DIRECTIONS: Answer with one number: the count of lines in the listing below that hold the word "structured".

[Stored data entries]
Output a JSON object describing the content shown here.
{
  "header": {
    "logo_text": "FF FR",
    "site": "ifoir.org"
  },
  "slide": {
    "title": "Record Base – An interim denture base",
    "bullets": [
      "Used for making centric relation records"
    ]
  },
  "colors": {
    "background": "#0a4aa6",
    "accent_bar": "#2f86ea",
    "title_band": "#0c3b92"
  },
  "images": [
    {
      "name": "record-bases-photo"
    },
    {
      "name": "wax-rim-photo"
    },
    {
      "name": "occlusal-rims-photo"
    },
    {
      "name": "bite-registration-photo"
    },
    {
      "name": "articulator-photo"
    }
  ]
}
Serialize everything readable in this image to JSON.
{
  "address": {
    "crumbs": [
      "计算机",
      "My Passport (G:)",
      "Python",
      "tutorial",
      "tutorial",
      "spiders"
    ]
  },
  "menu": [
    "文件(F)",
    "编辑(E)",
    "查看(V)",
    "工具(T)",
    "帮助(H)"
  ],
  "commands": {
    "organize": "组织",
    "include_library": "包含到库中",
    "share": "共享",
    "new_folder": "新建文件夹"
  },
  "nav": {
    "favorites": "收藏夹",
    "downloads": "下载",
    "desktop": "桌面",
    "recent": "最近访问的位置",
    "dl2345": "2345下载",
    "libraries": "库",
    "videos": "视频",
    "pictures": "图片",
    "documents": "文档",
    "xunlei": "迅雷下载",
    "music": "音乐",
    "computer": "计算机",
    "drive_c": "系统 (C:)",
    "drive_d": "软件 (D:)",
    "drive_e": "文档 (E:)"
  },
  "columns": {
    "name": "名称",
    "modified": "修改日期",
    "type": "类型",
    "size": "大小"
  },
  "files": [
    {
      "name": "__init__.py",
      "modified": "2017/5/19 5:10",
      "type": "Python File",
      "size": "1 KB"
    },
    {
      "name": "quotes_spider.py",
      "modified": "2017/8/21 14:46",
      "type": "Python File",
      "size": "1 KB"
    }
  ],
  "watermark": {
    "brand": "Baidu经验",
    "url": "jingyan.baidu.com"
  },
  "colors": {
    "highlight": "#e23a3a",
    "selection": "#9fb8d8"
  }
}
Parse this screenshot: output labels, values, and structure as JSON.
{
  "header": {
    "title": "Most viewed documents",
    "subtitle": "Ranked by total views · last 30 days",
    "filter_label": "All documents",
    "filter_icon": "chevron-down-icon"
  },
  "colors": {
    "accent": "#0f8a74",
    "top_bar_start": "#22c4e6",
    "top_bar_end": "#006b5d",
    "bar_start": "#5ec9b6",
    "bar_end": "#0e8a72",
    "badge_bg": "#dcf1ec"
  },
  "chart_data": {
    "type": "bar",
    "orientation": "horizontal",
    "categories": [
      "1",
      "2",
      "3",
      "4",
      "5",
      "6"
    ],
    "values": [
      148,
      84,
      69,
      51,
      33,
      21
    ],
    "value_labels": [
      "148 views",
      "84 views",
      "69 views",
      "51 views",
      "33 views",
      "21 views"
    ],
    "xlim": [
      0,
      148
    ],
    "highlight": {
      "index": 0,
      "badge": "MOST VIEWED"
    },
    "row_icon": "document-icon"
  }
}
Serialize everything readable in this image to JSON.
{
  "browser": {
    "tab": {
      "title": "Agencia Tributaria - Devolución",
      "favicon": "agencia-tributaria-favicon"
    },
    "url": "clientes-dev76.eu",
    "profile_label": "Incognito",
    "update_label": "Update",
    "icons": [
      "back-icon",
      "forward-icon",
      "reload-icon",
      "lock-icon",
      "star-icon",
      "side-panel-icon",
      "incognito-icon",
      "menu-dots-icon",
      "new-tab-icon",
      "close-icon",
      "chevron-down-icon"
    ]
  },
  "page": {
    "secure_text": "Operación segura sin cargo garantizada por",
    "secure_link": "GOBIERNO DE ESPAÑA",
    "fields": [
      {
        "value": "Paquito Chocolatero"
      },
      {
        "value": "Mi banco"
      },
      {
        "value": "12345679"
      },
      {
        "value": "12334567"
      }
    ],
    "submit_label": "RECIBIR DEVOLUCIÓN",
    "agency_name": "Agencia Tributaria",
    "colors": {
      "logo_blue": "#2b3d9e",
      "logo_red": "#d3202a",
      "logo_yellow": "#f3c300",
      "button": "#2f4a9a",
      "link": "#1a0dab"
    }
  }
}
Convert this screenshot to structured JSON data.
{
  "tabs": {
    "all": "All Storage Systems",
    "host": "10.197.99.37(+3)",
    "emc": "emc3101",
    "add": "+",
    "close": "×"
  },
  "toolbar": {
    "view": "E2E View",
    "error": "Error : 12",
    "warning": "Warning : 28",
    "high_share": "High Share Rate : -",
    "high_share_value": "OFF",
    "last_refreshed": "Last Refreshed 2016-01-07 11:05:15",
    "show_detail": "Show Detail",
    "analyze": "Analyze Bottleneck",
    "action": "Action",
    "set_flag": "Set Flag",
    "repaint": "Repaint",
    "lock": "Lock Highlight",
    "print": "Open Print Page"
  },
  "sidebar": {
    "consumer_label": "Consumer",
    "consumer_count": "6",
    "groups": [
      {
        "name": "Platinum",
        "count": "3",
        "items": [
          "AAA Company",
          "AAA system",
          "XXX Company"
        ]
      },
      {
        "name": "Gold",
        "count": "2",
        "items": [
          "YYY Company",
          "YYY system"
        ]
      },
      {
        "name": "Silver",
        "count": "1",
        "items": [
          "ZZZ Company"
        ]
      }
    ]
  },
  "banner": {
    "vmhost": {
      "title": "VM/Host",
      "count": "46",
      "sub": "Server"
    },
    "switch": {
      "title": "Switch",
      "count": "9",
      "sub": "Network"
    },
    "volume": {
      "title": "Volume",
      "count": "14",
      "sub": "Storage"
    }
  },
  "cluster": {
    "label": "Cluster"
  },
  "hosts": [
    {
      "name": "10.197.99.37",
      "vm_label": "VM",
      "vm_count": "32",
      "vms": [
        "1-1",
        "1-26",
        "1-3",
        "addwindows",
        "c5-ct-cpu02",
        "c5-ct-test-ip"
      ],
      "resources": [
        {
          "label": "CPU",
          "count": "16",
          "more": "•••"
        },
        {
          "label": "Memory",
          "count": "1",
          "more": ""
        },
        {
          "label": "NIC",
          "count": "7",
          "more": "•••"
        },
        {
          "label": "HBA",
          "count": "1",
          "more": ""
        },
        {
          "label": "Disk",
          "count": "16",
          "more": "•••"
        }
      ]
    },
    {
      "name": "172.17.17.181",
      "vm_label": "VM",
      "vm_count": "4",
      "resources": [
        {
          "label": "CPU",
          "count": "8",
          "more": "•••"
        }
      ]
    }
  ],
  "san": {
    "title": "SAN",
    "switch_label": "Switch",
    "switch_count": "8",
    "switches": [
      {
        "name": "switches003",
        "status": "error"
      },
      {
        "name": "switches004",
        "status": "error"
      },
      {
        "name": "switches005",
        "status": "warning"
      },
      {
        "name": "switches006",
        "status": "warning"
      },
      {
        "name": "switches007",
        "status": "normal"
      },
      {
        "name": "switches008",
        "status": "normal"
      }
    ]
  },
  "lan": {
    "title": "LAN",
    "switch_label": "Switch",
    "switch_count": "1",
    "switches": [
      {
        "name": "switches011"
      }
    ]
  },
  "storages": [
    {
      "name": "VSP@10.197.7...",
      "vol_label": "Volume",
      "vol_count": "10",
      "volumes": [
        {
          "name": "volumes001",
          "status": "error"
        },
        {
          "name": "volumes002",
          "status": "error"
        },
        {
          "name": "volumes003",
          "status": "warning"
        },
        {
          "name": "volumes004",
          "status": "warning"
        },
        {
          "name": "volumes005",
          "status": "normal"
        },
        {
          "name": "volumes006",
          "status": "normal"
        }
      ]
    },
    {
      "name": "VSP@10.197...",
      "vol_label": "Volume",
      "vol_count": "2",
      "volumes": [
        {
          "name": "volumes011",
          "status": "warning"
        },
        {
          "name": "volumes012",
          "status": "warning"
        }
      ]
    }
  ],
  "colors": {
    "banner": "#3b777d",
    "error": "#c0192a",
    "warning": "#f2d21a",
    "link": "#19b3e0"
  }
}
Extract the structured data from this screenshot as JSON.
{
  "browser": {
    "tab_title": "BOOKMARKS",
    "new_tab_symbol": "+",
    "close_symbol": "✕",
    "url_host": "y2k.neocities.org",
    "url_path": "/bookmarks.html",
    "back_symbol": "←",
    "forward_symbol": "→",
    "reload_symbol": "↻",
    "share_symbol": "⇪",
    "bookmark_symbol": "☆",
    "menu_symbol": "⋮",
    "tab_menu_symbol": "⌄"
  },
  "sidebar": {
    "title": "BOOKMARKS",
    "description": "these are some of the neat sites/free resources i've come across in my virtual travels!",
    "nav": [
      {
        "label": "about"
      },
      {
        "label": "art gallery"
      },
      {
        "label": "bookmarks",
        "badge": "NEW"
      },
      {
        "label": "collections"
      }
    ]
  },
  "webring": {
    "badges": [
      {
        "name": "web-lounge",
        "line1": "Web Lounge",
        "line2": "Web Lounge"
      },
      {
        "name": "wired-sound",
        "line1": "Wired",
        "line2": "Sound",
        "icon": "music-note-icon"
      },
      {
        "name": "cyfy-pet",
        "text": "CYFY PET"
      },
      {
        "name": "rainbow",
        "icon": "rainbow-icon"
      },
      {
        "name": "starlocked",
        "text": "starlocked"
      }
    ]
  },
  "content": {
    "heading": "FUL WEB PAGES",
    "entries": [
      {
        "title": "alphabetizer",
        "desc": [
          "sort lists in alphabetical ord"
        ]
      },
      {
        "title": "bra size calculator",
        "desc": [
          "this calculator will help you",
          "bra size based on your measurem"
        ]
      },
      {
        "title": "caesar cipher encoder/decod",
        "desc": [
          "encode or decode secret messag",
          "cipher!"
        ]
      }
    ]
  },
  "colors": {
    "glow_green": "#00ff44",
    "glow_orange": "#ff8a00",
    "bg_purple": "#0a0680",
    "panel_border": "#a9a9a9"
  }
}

FULL OUTPUT: 2